SHORT PROBLEM – Without the pictures, set down the records below word for word.

[START OF RECORDS TO USE]

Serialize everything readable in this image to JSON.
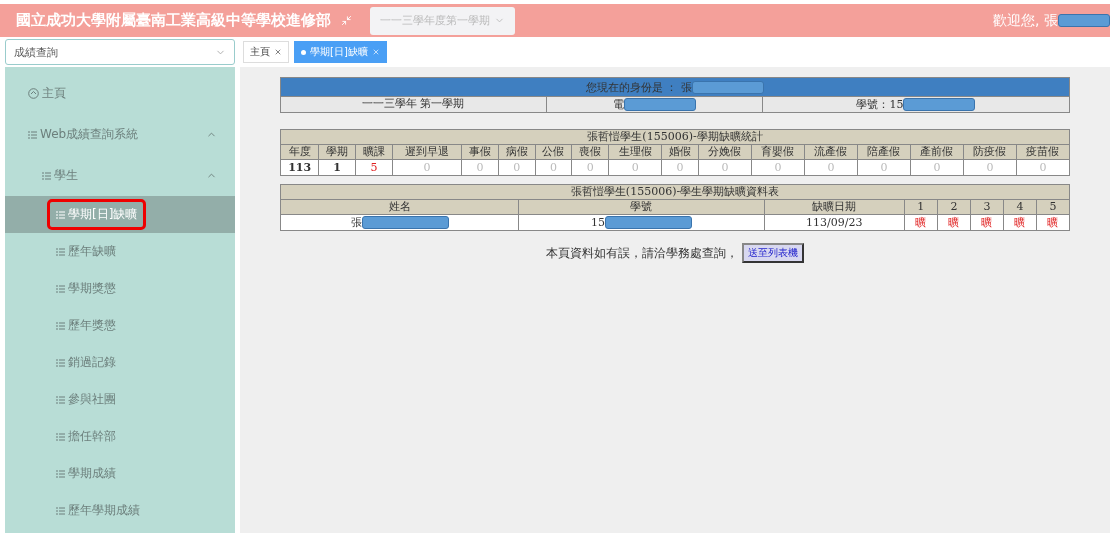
{
  "header": {
    "title": "國立成功大學附屬臺南工業高級中等學校進修部",
    "semester_select": {
      "placeholder": "一一三學年度第一學期"
    },
    "welcome": {
      "text": "歡迎您, 張",
      "redacted": true
    }
  },
  "module_select": {
    "value": "成績查詢"
  },
  "tabs": [
    {
      "label": "主頁",
      "selected": false
    },
    {
      "label": "學期[日]缺曠",
      "selected": true
    }
  ],
  "sidebar": {
    "items": [
      {
        "label": "主頁",
        "kind": "home",
        "selected": false,
        "highlighted": false
      },
      {
        "label": "Web成績查詢系統",
        "kind": "group",
        "expanded": true,
        "selected": false,
        "highlighted": false,
        "children": [
          {
            "label": "學生",
            "kind": "group",
            "expanded": true,
            "selected": false,
            "highlighted": false,
            "children": [
              {
                "label": "學期[日]缺曠",
                "kind": "leaf",
                "selected": true,
                "highlighted": true
              },
              {
                "label": "歷年缺曠",
                "kind": "leaf",
                "selected": false,
                "highlighted": false
              },
              {
                "label": "學期獎懲",
                "kind": "leaf",
                "selected": false,
                "highlighted": false
              },
              {
                "label": "歷年獎懲",
                "kind": "leaf",
                "selected": false,
                "highlighted": false
              },
              {
                "label": "銷過記錄",
                "kind": "leaf",
                "selected": false,
                "highlighted": false
              },
              {
                "label": "參與社團",
                "kind": "leaf",
                "selected": false,
                "highlighted": false
              },
              {
                "label": "擔任幹部",
                "kind": "leaf",
                "selected": false,
                "highlighted": false
              },
              {
                "label": "學期成績",
                "kind": "leaf",
                "selected": false,
                "highlighted": false
              },
              {
                "label": "歷年學期成績",
                "kind": "leaf",
                "selected": false,
                "highlighted": false
              }
            ]
          }
        ]
      }
    ]
  },
  "identity": {
    "title": {
      "text": "您現在的身份是 ： 張",
      "redacted": true
    },
    "cells": [
      {
        "text": "一一三學年 第一學期",
        "redacted": false
      },
      {
        "text": "電",
        "redacted": true
      },
      {
        "text": "學號：15",
        "redacted": true
      }
    ]
  },
  "stats": {
    "title": "張哲愷學生(155006)-學期缺曠統計",
    "columns": [
      "年度",
      "學期",
      "曠課",
      "遲到早退",
      "事假",
      "病假",
      "公假",
      "喪假",
      "生理假",
      "婚假",
      "分娩假",
      "育嬰假",
      "流產假",
      "陪產假",
      "產前假",
      "防疫假",
      "疫苗假"
    ],
    "rows": [
      [
        {
          "text": "113",
          "kind": "bold"
        },
        {
          "text": "1",
          "kind": "bold"
        },
        {
          "text": "5",
          "kind": "alert"
        },
        {
          "text": "0",
          "kind": "muted"
        },
        {
          "text": "0",
          "kind": "muted"
        },
        {
          "text": "0",
          "kind": "muted"
        },
        {
          "text": "0",
          "kind": "muted"
        },
        {
          "text": "0",
          "kind": "muted"
        },
        {
          "text": "0",
          "kind": "muted"
        },
        {
          "text": "0",
          "kind": "muted"
        },
        {
          "text": "0",
          "kind": "muted"
        },
        {
          "text": "0",
          "kind": "muted"
        },
        {
          "text": "0",
          "kind": "muted"
        },
        {
          "text": "0",
          "kind": "muted"
        },
        {
          "text": "0",
          "kind": "muted"
        },
        {
          "text": "0",
          "kind": "muted"
        },
        {
          "text": "0",
          "kind": "muted"
        }
      ]
    ]
  },
  "detail": {
    "title": "張哲愷學生(155006)-學生學期缺曠資料表",
    "columns": [
      "姓名",
      "學號",
      "缺曠日期",
      "1",
      "2",
      "3",
      "4",
      "5"
    ],
    "rows": [
      [
        {
          "text": "張",
          "kind": "plain",
          "redacted": true
        },
        {
          "text": "15",
          "kind": "plain",
          "redacted": true
        },
        {
          "text": "113/09/23",
          "kind": "plain",
          "redacted": false
        },
        {
          "text": "曠",
          "kind": "alert",
          "redacted": false
        },
        {
          "text": "曠",
          "kind": "alert",
          "redacted": false
        },
        {
          "text": "曠",
          "kind": "alert",
          "redacted": false
        },
        {
          "text": "曠",
          "kind": "alert",
          "redacted": false
        },
        {
          "text": "曠",
          "kind": "alert",
          "redacted": false
        }
      ]
    ]
  },
  "note": {
    "text": "本頁資料如有誤，請洽學務處查詢，",
    "button": "送至列表機"
  }
}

[END OF RECORDS TO USE]

WRITTEN REPLY –
Serialize everything readable in this image to JSON.
{
  "header": {
    "title": "國立成功大學附屬臺南工業高級中等學校進修部",
    "semester_select": {
      "placeholder": "一一三學年度第一學期"
    },
    "welcome": {
      "text": "歡迎您, 張",
      "redacted": true
    }
  },
  "module_select": {
    "value": "成績查詢"
  },
  "tabs": [
    {
      "label": "主頁",
      "selected": false
    },
    {
      "label": "學期[日]缺曠",
      "selected": true
    }
  ],
  "sidebar": {
    "items": [
      {
        "label": "主頁",
        "kind": "home",
        "selected": false,
        "highlighted": false
      },
      {
        "label": "Web成績查詢系統",
        "kind": "group",
        "expanded": true,
        "selected": false,
        "highlighted": false,
        "children": [
          {
            "label": "學生",
            "kind": "group",
            "expanded": true,
            "selected": false,
            "highlighted": false,
            "children": [
              {
                "label": "學期[日]缺曠",
                "kind": "leaf",
                "selected": true,
                "highlighted": true
              },
              {
                "label": "歷年缺曠",
                "kind": "leaf",
                "selected": false,
                "highlighted": false
              },
              {
                "label": "學期獎懲",
                "kind": "leaf",
                "selected": false,
                "highlighted": false
              },
              {
                "label": "歷年獎懲",
                "kind": "leaf",
                "selected": false,
                "highlighted": false
              },
              {
                "label": "銷過記錄",
                "kind": "leaf",
                "selected": false,
                "highlighted": false
              },
              {
                "label": "參與社團",
                "kind": "leaf",
                "selected": false,
                "highlighted": false
              },
              {
                "label": "擔任幹部",
                "kind": "leaf",
                "selected": false,
                "highlighted": false
              },
              {
                "label": "學期成績",
                "kind": "leaf",
                "selected": false,
                "highlighted": false
              },
              {
                "label": "歷年學期成績",
                "kind": "leaf",
                "selected": false,
                "highlighted": false
              }
            ]
          }
        ]
      }
    ]
  },
  "identity": {
    "title": {
      "text": "您現在的身份是 ： 張",
      "redacted": true
    },
    "cells": [
      {
        "text": "一一三學年 第一學期",
        "redacted": false
      },
      {
        "text": "電",
        "redacted": true
      },
      {
        "text": "學號：15",
        "redacted": true
      }
    ]
  },
  "stats": {
    "title": "張哲愷學生(155006)-學期缺曠統計",
    "columns": [
      "年度",
      "學期",
      "曠課",
      "遲到早退",
      "事假",
      "病假",
      "公假",
      "喪假",
      "生理假",
      "婚假",
      "分娩假",
      "育嬰假",
      "流產假",
      "陪產假",
      "產前假",
      "防疫假",
      "疫苗假"
    ],
    "rows": [
      [
        {
          "text": "113",
          "kind": "bold"
        },
        {
          "text": "1",
          "kind": "bold"
        },
        {
          "text": "5",
          "kind": "alert"
        },
        {
          "text": "0",
          "kind": "muted"
        },
        {
          "text": "0",
          "kind": "muted"
        },
        {
          "text": "0",
          "kind": "muted"
        },
        {
          "text": "0",
          "kind": "muted"
        },
        {
          "text": "0",
          "kind": "muted"
        },
        {
          "text": "0",
          "kind": "muted"
        },
        {
          "text": "0",
          "kind": "muted"
        },
        {
          "text": "0",
          "kind": "muted"
        },
        {
          "text": "0",
          "kind": "muted"
        },
        {
          "text": "0",
          "kind": "muted"
        },
        {
          "text": "0",
          "kind": "muted"
        },
        {
          "text": "0",
          "kind": "muted"
        },
        {
          "text": "0",
          "kind": "muted"
        },
        {
          "text": "0",
          "kind": "muted"
        }
      ]
    ]
  },
  "detail": {
    "title": "張哲愷學生(155006)-學生學期缺曠資料表",
    "columns": [
      "姓名",
      "學號",
      "缺曠日期",
      "1",
      "2",
      "3",
      "4",
      "5"
    ],
    "rows": [
      [
        {
          "text": "張",
          "kind": "plain",
          "redacted": true
        },
        {
          "text": "15",
          "kind": "plain",
          "redacted": true
        },
        {
          "text": "113/09/23",
          "kind": "plain",
          "redacted": false
        },
        {
          "text": "曠",
          "kind": "alert",
          "redacted": false
        },
        {
          "text": "曠",
          "kind": "alert",
          "redacted": false
        },
        {
          "text": "曠",
          "kind": "alert",
          "redacted": false
        },
        {
          "text": "曠",
          "kind": "alert",
          "redacted": false
        },
        {
          "text": "曠",
          "kind": "alert",
          "redacted": false
        }
      ]
    ]
  },
  "note": {
    "text": "本頁資料如有誤，請洽學務處查詢，",
    "button": "送至列表機"
  }
}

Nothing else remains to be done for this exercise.